» **Your goal**: In the records below, replace every "close-icon" with "dismiss-icon" and leave all other text unchanged. Reproduce the records without the pictures.

(Box annotation records)
################
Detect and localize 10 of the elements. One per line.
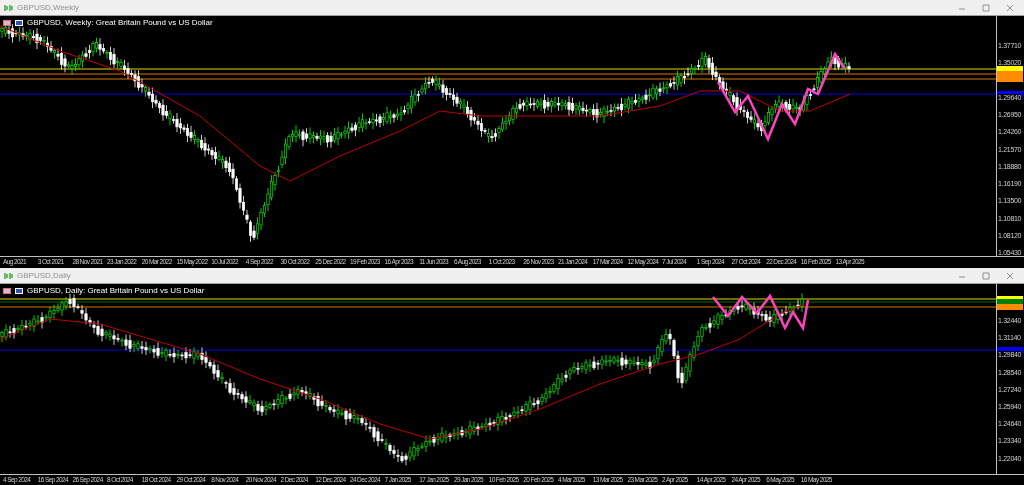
close-icon — [1005, 2, 1015, 13]
window-title: GBPUSD,Weekly — [17, 1, 81, 14]
maximize-icon — [981, 270, 991, 281]
chart-header: GBPUSD, Weekly: Great Britain Pound vs US Dollar — [27, 19, 213, 27]
chart-header: GBPUSD, Daily: Great Britain Pound vs US Dollar — [27, 287, 205, 295]
chart-icon — [4, 3, 13, 12]
maximize-icon — [981, 2, 991, 13]
close-icon — [1005, 270, 1015, 281]
chart-icon — [4, 271, 13, 280]
window-title: GBPUSD,Daily — [17, 269, 72, 282]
################
» **The result**:
Detect and localize 10 of the elements. One per line.
dismiss-icon — [1005, 2, 1015, 13]
window-title: GBPUSD,Weekly — [17, 1, 81, 14]
maximize-icon — [981, 270, 991, 281]
chart-header: GBPUSD, Weekly: Great Britain Pound vs US Dollar — [27, 19, 213, 27]
chart-header: GBPUSD, Daily: Great Britain Pound vs US Dollar — [27, 287, 205, 295]
chart-icon — [4, 3, 13, 12]
maximize-icon — [981, 2, 991, 13]
dismiss-icon — [1005, 270, 1015, 281]
chart-icon — [4, 271, 13, 280]
window-title: GBPUSD,Daily — [17, 269, 72, 282]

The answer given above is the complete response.